→ Task description
Output the lines that follow exactly as they are.

··· Records supplied ···

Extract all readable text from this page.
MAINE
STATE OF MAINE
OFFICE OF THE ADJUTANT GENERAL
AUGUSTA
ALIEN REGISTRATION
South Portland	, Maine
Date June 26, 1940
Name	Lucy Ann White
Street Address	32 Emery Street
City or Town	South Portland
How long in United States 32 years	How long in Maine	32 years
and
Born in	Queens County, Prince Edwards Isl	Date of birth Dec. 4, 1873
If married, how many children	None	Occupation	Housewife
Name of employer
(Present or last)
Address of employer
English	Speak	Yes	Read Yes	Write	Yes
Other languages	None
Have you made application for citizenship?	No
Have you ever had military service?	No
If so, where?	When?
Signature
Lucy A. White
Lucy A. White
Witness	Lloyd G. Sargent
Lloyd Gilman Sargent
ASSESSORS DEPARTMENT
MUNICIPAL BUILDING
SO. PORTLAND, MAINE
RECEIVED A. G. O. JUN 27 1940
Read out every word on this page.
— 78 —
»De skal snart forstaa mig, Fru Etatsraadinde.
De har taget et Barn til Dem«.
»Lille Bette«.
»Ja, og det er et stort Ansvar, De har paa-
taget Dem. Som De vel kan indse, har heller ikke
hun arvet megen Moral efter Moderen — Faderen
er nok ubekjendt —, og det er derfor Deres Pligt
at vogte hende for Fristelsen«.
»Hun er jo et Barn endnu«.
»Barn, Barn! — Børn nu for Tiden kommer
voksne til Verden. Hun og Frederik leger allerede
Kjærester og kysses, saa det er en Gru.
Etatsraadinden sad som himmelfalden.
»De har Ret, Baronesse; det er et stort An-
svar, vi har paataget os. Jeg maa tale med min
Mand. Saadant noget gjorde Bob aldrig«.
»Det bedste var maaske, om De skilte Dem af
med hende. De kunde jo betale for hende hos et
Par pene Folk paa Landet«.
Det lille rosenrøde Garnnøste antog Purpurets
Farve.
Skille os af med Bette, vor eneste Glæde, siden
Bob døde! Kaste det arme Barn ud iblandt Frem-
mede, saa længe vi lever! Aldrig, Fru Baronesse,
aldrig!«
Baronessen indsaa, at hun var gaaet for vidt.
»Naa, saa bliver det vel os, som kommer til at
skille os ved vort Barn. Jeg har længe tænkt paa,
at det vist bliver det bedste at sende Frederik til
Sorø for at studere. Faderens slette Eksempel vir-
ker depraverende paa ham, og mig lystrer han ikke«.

···

→ The completed task
Extract all readable text from this page.
MAINE
STATE OF MAINE
OFFICE OF THE ADJUTANT GENERAL
AUGUSTA
ALIEN REGISTRATION
South Portland	, Maine
Date June 26, 1940
Name	Lucy Ann White
Street Address	32 Emery Street
City or Town	South Portland
How long in United States 32 years	How long in Maine	32 years
and
Born in	Queens County, Prince Edwards Isl	Date of birth Dec. 4, 1873
If married, how many children	None	Occupation	Housewife
Name of employer
(Present or last)
Address of employer
English	Speak	Yes	Read Yes	Write	Yes
Other languages	None
Have you made application for citizenship?	No
Have you ever had military service?	No
If so, where?	When?
Signature
Lucy A. White
Lucy A. White
Witness	Lloyd G. Sargent
Lloyd Gilman Sargent
ASSESSORS DEPARTMENT
MUNICIPAL BUILDING
SO. PORTLAND, MAINE
RECEIVED A. G. O. JUN 27 1940
Read out every word on this page.
— 78 —
»De skal snart forstaa mig, Fru Etatsraadinde.
De har taget et Barn til Dem«.
»Lille Bette«.
»Ja, og det er et stort Ansvar, De har paa-
taget Dem. Som De vel kan indse, har heller ikke
hun arvet megen Moral efter Moderen — Faderen
er nok ubekjendt —, og det er derfor Deres Pligt
at vogte hende for Fristelsen«.
»Hun er jo et Barn endnu«.
»Barn, Barn! — Børn nu for Tiden kommer
voksne til Verden. Hun og Frederik leger allerede
Kjærester og kysses, saa det er en Gru.
Etatsraadinden sad som himmelfalden.
»De har Ret, Baronesse; det er et stort An-
svar, vi har paataget os. Jeg maa tale med min
Mand. Saadant noget gjorde Bob aldrig«.
»Det bedste var maaske, om De skilte Dem af
med hende. De kunde jo betale for hende hos et
Par pene Folk paa Landet«.
Det lille rosenrøde Garnnøste antog Purpurets
Farve.
Skille os af med Bette, vor eneste Glæde, siden
Bob døde! Kaste det arme Barn ud iblandt Frem-
mede, saa længe vi lever! Aldrig, Fru Baronesse,
aldrig!«
Baronessen indsaa, at hun var gaaet for vidt.
»Naa, saa bliver det vel os, som kommer til at
skille os ved vort Barn. Jeg har længe tænkt paa,
at det vist bliver det bedste at sende Frederik til
Sorø for at studere. Faderens slette Eksempel vir-
ker depraverende paa ham, og mig lystrer han ikke«.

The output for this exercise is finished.